## The records
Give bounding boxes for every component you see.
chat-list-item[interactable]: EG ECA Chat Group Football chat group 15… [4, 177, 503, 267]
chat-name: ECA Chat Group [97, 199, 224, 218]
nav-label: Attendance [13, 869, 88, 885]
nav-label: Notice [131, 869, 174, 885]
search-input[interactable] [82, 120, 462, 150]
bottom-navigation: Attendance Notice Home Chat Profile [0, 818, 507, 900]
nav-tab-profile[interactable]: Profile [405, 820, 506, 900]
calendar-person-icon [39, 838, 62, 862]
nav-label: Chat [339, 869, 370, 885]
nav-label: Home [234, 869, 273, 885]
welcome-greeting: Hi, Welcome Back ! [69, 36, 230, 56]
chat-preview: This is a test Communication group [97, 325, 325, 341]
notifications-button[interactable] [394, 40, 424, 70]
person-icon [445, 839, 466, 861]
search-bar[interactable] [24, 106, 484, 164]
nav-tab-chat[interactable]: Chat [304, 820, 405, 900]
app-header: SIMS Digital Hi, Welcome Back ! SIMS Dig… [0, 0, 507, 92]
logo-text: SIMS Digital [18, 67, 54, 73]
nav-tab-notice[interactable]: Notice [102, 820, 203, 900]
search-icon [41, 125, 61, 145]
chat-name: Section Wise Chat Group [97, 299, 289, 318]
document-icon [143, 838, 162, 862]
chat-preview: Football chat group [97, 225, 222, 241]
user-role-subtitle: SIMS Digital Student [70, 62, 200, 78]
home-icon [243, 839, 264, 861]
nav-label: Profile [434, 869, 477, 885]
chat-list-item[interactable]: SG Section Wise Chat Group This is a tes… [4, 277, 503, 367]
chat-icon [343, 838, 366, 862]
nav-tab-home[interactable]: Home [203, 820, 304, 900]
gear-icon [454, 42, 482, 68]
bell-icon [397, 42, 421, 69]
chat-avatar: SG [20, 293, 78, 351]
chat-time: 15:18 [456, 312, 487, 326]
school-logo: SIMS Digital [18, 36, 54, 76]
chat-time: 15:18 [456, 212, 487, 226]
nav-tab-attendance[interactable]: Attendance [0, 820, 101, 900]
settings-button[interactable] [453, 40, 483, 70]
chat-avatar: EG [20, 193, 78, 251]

## What you are asked to do
Convert the rows from the first one through the one containing "bottom-navigation: Attendance Notice" into a Markdown table with the columns Number and Text, leaving out any blank ones.

## The reply
| Number | Text |
|---|---|
| 1 | Give bounding boxes for every component you see. |
| 2 | chat-list-item[interactable]: EG ECA Chat Group Football chat group 15… [4, 177, 503, 267] |
| 3 | chat-name: ECA Chat Group [97, 199, 224, 218] |
| 4 | nav-label: Attendance [13, 869, 88, 885] |
| 5 | nav-label: Notice [131, 869, 174, 885] |
| 6 | search-input[interactable] [82, 120, 462, 150] |
| 7 | bottom-navigation: Attendance Notice Home Chat Profile [0, 818, 507, 900] |